*** Data
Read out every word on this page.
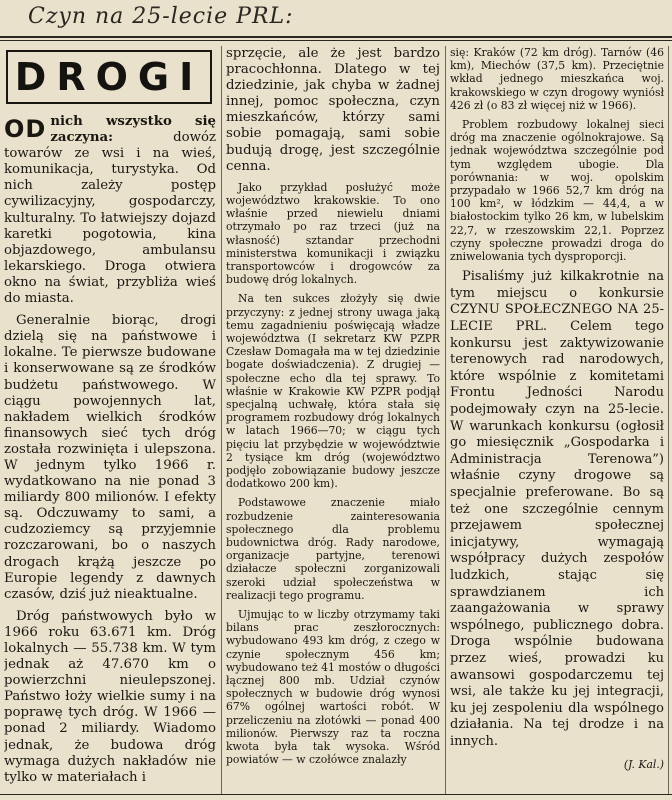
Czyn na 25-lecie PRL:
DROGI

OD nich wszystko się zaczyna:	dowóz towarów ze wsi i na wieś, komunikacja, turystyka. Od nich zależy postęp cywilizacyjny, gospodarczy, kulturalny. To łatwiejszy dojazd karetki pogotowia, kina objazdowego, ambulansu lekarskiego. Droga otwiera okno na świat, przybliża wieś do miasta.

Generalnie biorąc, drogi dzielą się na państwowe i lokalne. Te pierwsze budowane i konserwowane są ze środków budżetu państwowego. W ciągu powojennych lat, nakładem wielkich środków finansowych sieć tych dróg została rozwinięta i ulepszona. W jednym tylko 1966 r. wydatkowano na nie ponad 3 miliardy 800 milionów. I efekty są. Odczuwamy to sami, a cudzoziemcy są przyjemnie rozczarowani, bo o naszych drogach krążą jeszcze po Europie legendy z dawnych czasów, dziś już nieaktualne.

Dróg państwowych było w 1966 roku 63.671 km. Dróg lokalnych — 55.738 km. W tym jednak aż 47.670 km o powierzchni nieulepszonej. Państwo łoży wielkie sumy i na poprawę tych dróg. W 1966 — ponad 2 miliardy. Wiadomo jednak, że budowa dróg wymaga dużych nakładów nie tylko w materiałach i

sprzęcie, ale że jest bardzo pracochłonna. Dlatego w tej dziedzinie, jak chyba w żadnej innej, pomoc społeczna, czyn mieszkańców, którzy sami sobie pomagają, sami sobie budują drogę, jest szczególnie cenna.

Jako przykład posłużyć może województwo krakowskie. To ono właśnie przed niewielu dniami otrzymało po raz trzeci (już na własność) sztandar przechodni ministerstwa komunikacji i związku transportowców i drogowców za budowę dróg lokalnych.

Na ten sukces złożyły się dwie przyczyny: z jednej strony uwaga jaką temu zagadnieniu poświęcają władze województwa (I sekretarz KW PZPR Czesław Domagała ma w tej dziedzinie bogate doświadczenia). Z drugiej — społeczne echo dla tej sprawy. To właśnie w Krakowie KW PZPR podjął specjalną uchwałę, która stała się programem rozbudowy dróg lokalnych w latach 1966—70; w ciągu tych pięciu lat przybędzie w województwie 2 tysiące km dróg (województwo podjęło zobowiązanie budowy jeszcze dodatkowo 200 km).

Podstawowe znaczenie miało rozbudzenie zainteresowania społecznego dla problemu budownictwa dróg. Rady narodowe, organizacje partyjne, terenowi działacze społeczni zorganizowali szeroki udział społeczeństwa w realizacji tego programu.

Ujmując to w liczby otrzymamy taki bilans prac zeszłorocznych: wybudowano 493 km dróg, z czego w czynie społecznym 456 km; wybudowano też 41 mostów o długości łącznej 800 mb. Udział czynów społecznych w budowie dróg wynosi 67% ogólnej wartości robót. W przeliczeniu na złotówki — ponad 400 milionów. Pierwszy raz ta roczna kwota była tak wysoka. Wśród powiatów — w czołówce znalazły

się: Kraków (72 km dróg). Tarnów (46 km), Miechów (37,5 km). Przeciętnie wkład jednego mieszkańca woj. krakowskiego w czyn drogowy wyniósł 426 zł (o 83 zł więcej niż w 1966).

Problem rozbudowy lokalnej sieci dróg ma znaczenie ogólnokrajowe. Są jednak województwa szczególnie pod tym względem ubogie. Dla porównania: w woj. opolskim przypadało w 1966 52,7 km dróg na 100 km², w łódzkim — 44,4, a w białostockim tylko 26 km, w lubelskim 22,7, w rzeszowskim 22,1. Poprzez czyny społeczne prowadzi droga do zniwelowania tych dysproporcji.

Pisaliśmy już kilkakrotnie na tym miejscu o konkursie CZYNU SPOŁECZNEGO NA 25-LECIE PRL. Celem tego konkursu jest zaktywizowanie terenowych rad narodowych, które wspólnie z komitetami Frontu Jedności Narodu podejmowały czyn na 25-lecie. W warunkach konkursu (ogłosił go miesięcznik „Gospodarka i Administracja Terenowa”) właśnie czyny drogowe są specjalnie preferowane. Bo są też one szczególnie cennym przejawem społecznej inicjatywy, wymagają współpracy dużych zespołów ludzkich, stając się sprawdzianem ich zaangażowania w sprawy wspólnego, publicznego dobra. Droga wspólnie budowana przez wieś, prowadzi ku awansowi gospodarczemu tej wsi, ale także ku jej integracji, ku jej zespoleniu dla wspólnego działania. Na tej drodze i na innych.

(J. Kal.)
******
## Goal of the exercise
Omit the images and transcribe all of the records above word for word.

## Reply
Read out every word on this page.
Czyn na 25-lecie PRL:
DROGI

OD nich wszystko się zaczyna:	dowóz towarów ze wsi i na wieś, komunikacja, turystyka. Od nich zależy postęp cywilizacyjny, gospodarczy, kulturalny. To łatwiejszy dojazd karetki pogotowia, kina objazdowego, ambulansu lekarskiego. Droga otwiera okno na świat, przybliża wieś do miasta.

Generalnie biorąc, drogi dzielą się na państwowe i lokalne. Te pierwsze budowane i konserwowane są ze środków budżetu państwowego. W ciągu powojennych lat, nakładem wielkich środków finansowych sieć tych dróg została rozwinięta i ulepszona. W jednym tylko 1966 r. wydatkowano na nie ponad 3 miliardy 800 milionów. I efekty są. Odczuwamy to sami, a cudzoziemcy są przyjemnie rozczarowani, bo o naszych drogach krążą jeszcze po Europie legendy z dawnych czasów, dziś już nieaktualne.

Dróg państwowych było w 1966 roku 63.671 km. Dróg lokalnych — 55.738 km. W tym jednak aż 47.670 km o powierzchni nieulepszonej. Państwo łoży wielkie sumy i na poprawę tych dróg. W 1966 — ponad 2 miliardy. Wiadomo jednak, że budowa dróg wymaga dużych nakładów nie tylko w materiałach i

sprzęcie, ale że jest bardzo pracochłonna. Dlatego w tej dziedzinie, jak chyba w żadnej innej, pomoc społeczna, czyn mieszkańców, którzy sami sobie pomagają, sami sobie budują drogę, jest szczególnie cenna.

Jako przykład posłużyć może województwo krakowskie. To ono właśnie przed niewielu dniami otrzymało po raz trzeci (już na własność) sztandar przechodni ministerstwa komunikacji i związku transportowców i drogowców za budowę dróg lokalnych.

Na ten sukces złożyły się dwie przyczyny: z jednej strony uwaga jaką temu zagadnieniu poświęcają władze województwa (I sekretarz KW PZPR Czesław Domagała ma w tej dziedzinie bogate doświadczenia). Z drugiej — społeczne echo dla tej sprawy. To właśnie w Krakowie KW PZPR podjął specjalną uchwałę, która stała się programem rozbudowy dróg lokalnych w latach 1966—70; w ciągu tych pięciu lat przybędzie w województwie 2 tysiące km dróg (województwo podjęło zobowiązanie budowy jeszcze dodatkowo 200 km).

Podstawowe znaczenie miało rozbudzenie zainteresowania społecznego dla problemu budownictwa dróg. Rady narodowe, organizacje partyjne, terenowi działacze społeczni zorganizowali szeroki udział społeczeństwa w realizacji tego programu.

Ujmując to w liczby otrzymamy taki bilans prac zeszłorocznych: wybudowano 493 km dróg, z czego w czynie społecznym 456 km; wybudowano też 41 mostów o długości łącznej 800 mb. Udział czynów społecznych w budowie dróg wynosi 67% ogólnej wartości robót. W przeliczeniu na złotówki — ponad 400 milionów. Pierwszy raz ta roczna kwota była tak wysoka. Wśród powiatów — w czołówce znalazły

się: Kraków (72 km dróg). Tarnów (46 km), Miechów (37,5 km). Przeciętnie wkład jednego mieszkańca woj. krakowskiego w czyn drogowy wyniósł 426 zł (o 83 zł więcej niż w 1966).

Problem rozbudowy lokalnej sieci dróg ma znaczenie ogólnokrajowe. Są jednak województwa szczególnie pod tym względem ubogie. Dla porównania: w woj. opolskim przypadało w 1966 52,7 km dróg na 100 km², w łódzkim — 44,4, a w białostockim tylko 26 km, w lubelskim 22,7, w rzeszowskim 22,1. Poprzez czyny społeczne prowadzi droga do zniwelowania tych dysproporcji.

Pisaliśmy już kilkakrotnie na tym miejscu o konkursie CZYNU SPOŁECZNEGO NA 25-LECIE PRL. Celem tego konkursu jest zaktywizowanie terenowych rad narodowych, które wspólnie z komitetami Frontu Jedności Narodu podejmowały czyn na 25-lecie. W warunkach konkursu (ogłosił go miesięcznik „Gospodarka i Administracja Terenowa”) właśnie czyny drogowe są specjalnie preferowane. Bo są też one szczególnie cennym przejawem społecznej inicjatywy, wymagają współpracy dużych zespołów ludzkich, stając się sprawdzianem ich zaangażowania w sprawy wspólnego, publicznego dobra. Droga wspólnie budowana przez wieś, prowadzi ku awansowi gospodarczemu tej wsi, ale także ku jej integracji, ku jej zespoleniu dla wspólnego działania. Na tej drodze i na innych.

(J. Kal.)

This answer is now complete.